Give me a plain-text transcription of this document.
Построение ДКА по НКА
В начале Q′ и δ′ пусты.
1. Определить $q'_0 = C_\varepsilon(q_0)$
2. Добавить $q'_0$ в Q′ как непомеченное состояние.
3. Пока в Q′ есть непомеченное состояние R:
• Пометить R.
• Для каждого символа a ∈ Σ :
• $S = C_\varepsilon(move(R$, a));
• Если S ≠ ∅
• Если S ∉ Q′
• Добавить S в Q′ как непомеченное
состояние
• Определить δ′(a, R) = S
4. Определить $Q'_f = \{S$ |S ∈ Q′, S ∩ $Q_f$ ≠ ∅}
****************
▶ BRIEF
Write an exact transcription of every entry above.

▶ RESULT
Give me a plain-text transcription of this document.
Построение ДКА по НКА
В начале Q′ и δ′ пусты.
1. Определить $q'_0 = C_\varepsilon(q_0)$
2. Добавить $q'_0$ в Q′ как непомеченное состояние.
3. Пока в Q′ есть непомеченное состояние R:
• Пометить R.
• Для каждого символа a ∈ Σ :
• $S = C_\varepsilon(move(R$, a));
• Если S ≠ ∅
• Если S ∉ Q′
• Добавить S в Q′ как непомеченное
состояние
• Определить δ′(a, R) = S
4. Определить $Q'_f = \{S$ |S ∈ Q′, S ∩ $Q_f$ ≠ ∅}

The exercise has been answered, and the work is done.